GIVEN INSTRUCTION -
The entries below need to be written out exactly, with no pictures included.

SOURCE RECORDS -
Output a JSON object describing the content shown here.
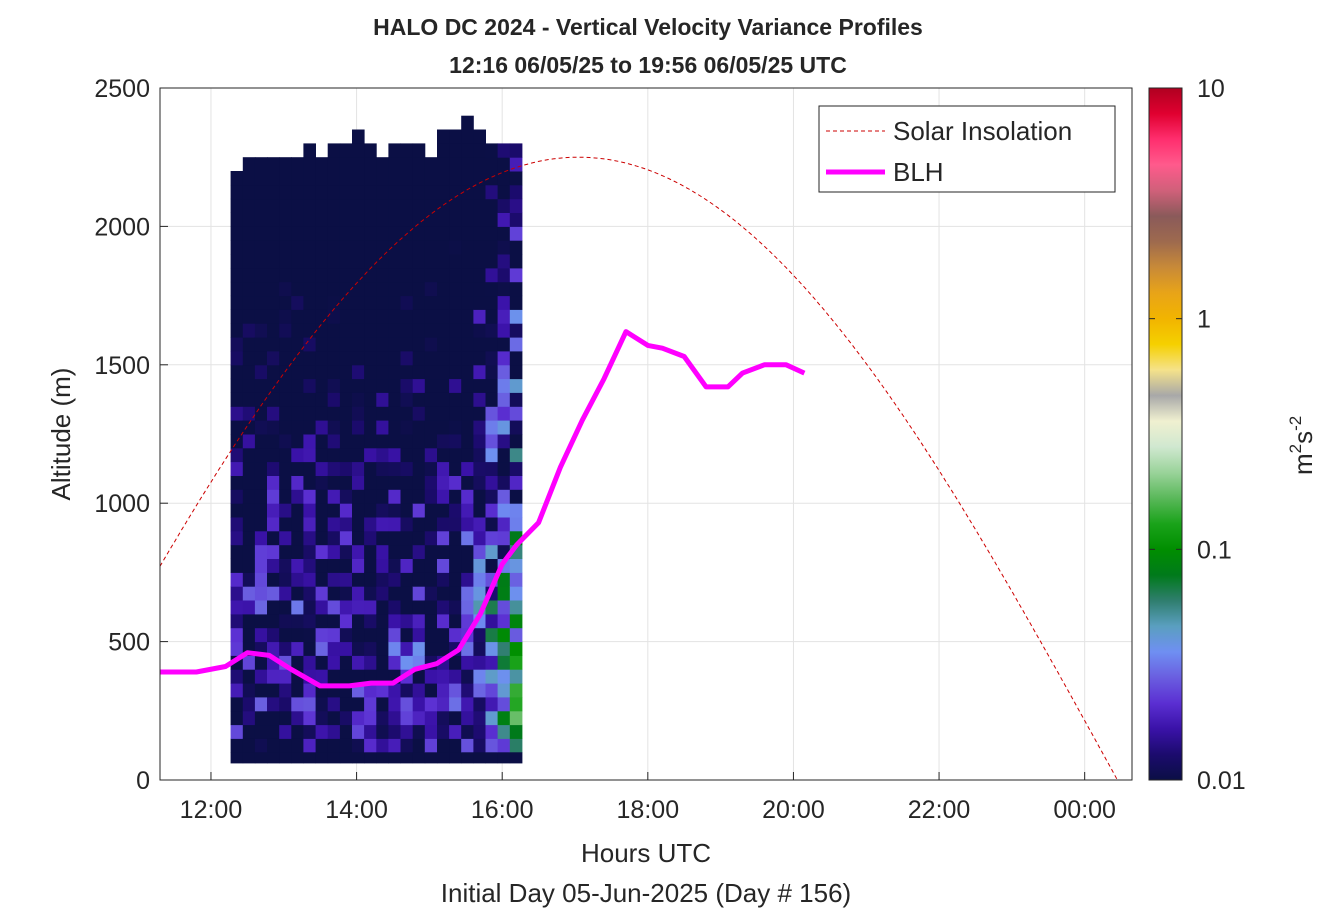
{
  "chart_data": {
    "type": "heatmap",
    "title": "HALO DC 2024 - Vertical Velocity Variance Profiles",
    "subtitle": "12:16 06/05/25 to 19:56 06/05/25  UTC",
    "xlabel": "Hours UTC",
    "xlabel2": "Initial Day 05-Jun-2025 (Day # 156)",
    "ylabel": "Altitude (m)",
    "x_range_hours": [
      11.3,
      24.65
    ],
    "ylim": [
      0,
      2500
    ],
    "x_ticks": [
      12,
      14,
      16,
      18,
      20,
      22,
      24
    ],
    "x_tick_labels": [
      "12:00",
      "14:00",
      "16:00",
      "18:00",
      "20:00",
      "22:00",
      "00:00"
    ],
    "y_ticks": [
      0,
      500,
      1000,
      1500,
      2000,
      2500
    ],
    "y_tick_labels": [
      "0",
      "500",
      "1000",
      "1500",
      "2000",
      "2500"
    ],
    "grid": true,
    "legend_position": "top-right",
    "colorbar": {
      "label": "m2s-2",
      "label_main": "m",
      "label_sup1": "2",
      "label_mid": "s",
      "label_sup2": "-2",
      "scale": "log",
      "range": [
        0.01,
        10
      ],
      "ticks": [
        0.01,
        0.1,
        1,
        10
      ],
      "tick_labels": [
        "0.01",
        "0.1",
        "1",
        "10"
      ],
      "colors": [
        "#0b0f45",
        "#1c0b6e",
        "#3a12a8",
        "#5b2fd2",
        "#6a5ee0",
        "#6f8ff2",
        "#5a9fc0",
        "#2f7e6e",
        "#007a1a",
        "#008e00",
        "#1aa31a",
        "#5ab85a",
        "#9ad39a",
        "#d0e8d0",
        "#f0f0d0",
        "#a8a8a8",
        "#f5e28a",
        "#f5d000",
        "#f2b400",
        "#e8a418",
        "#c88a38",
        "#9e6a4e",
        "#8a5a5a",
        "#d0607a",
        "#ff5a8c",
        "#ff2e6e",
        "#e00030",
        "#b00020"
      ]
    },
    "heatmap": {
      "time_start_hours": 12.27,
      "time_step_hours": 0.1667,
      "alt_start_m": 100,
      "alt_step_m": 50,
      "notes": "log10 of variance per cell; columns = time steps, rows = altitude bins from bottom"
    },
    "series": [
      {
        "name": "Solar Insolation",
        "style": "dashed",
        "color": "#cc0000",
        "peak_time_hours": 17.05,
        "peak_alt_m": 2250,
        "zero_time_hours": 24.45
      },
      {
        "name": "BLH",
        "style": "solid",
        "color": "#ff00ff",
        "x": [
          11.3,
          11.8,
          12.2,
          12.5,
          12.8,
          13.1,
          13.5,
          13.9,
          14.2,
          14.5,
          14.8,
          15.1,
          15.4,
          15.7,
          16.0,
          16.2,
          16.5,
          16.8,
          17.1,
          17.4,
          17.7,
          18.0,
          18.2,
          18.5,
          18.8,
          19.1,
          19.3,
          19.6,
          19.9,
          20.15
        ],
        "y": [
          390,
          390,
          410,
          460,
          450,
          400,
          340,
          340,
          350,
          350,
          400,
          420,
          470,
          600,
          780,
          850,
          930,
          1130,
          1300,
          1450,
          1620,
          1570,
          1560,
          1530,
          1420,
          1420,
          1470,
          1500,
          1500,
          1470
        ]
      }
    ]
  }
}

EXERCISE RESULT -
Output a JSON object describing the content shown here.
{
  "chart_data": {
    "type": "heatmap",
    "title": "HALO DC 2024 - Vertical Velocity Variance Profiles",
    "subtitle": "12:16 06/05/25 to 19:56 06/05/25  UTC",
    "xlabel": "Hours UTC",
    "xlabel2": "Initial Day 05-Jun-2025 (Day # 156)",
    "ylabel": "Altitude (m)",
    "x_range_hours": [
      11.3,
      24.65
    ],
    "ylim": [
      0,
      2500
    ],
    "x_ticks": [
      12,
      14,
      16,
      18,
      20,
      22,
      24
    ],
    "x_tick_labels": [
      "12:00",
      "14:00",
      "16:00",
      "18:00",
      "20:00",
      "22:00",
      "00:00"
    ],
    "y_ticks": [
      0,
      500,
      1000,
      1500,
      2000,
      2500
    ],
    "y_tick_labels": [
      "0",
      "500",
      "1000",
      "1500",
      "2000",
      "2500"
    ],
    "grid": true,
    "legend_position": "top-right",
    "colorbar": {
      "label": "m2s-2",
      "label_main": "m",
      "label_sup1": "2",
      "label_mid": "s",
      "label_sup2": "-2",
      "scale": "log",
      "range": [
        0.01,
        10
      ],
      "ticks": [
        0.01,
        0.1,
        1,
        10
      ],
      "tick_labels": [
        "0.01",
        "0.1",
        "1",
        "10"
      ],
      "colors": [
        "#0b0f45",
        "#1c0b6e",
        "#3a12a8",
        "#5b2fd2",
        "#6a5ee0",
        "#6f8ff2",
        "#5a9fc0",
        "#2f7e6e",
        "#007a1a",
        "#008e00",
        "#1aa31a",
        "#5ab85a",
        "#9ad39a",
        "#d0e8d0",
        "#f0f0d0",
        "#a8a8a8",
        "#f5e28a",
        "#f5d000",
        "#f2b400",
        "#e8a418",
        "#c88a38",
        "#9e6a4e",
        "#8a5a5a",
        "#d0607a",
        "#ff5a8c",
        "#ff2e6e",
        "#e00030",
        "#b00020"
      ]
    },
    "heatmap": {
      "time_start_hours": 12.27,
      "time_step_hours": 0.1667,
      "alt_start_m": 100,
      "alt_step_m": 50,
      "notes": "log10 of variance per cell; columns = time steps, rows = altitude bins from bottom"
    },
    "series": [
      {
        "name": "Solar Insolation",
        "style": "dashed",
        "color": "#cc0000",
        "peak_time_hours": 17.05,
        "peak_alt_m": 2250,
        "zero_time_hours": 24.45
      },
      {
        "name": "BLH",
        "style": "solid",
        "color": "#ff00ff",
        "x": [
          11.3,
          11.8,
          12.2,
          12.5,
          12.8,
          13.1,
          13.5,
          13.9,
          14.2,
          14.5,
          14.8,
          15.1,
          15.4,
          15.7,
          16.0,
          16.2,
          16.5,
          16.8,
          17.1,
          17.4,
          17.7,
          18.0,
          18.2,
          18.5,
          18.8,
          19.1,
          19.3,
          19.6,
          19.9,
          20.15
        ],
        "y": [
          390,
          390,
          410,
          460,
          450,
          400,
          340,
          340,
          350,
          350,
          400,
          420,
          470,
          600,
          780,
          850,
          930,
          1130,
          1300,
          1450,
          1620,
          1570,
          1560,
          1530,
          1420,
          1420,
          1470,
          1500,
          1500,
          1470
        ]
      }
    ]
  }
}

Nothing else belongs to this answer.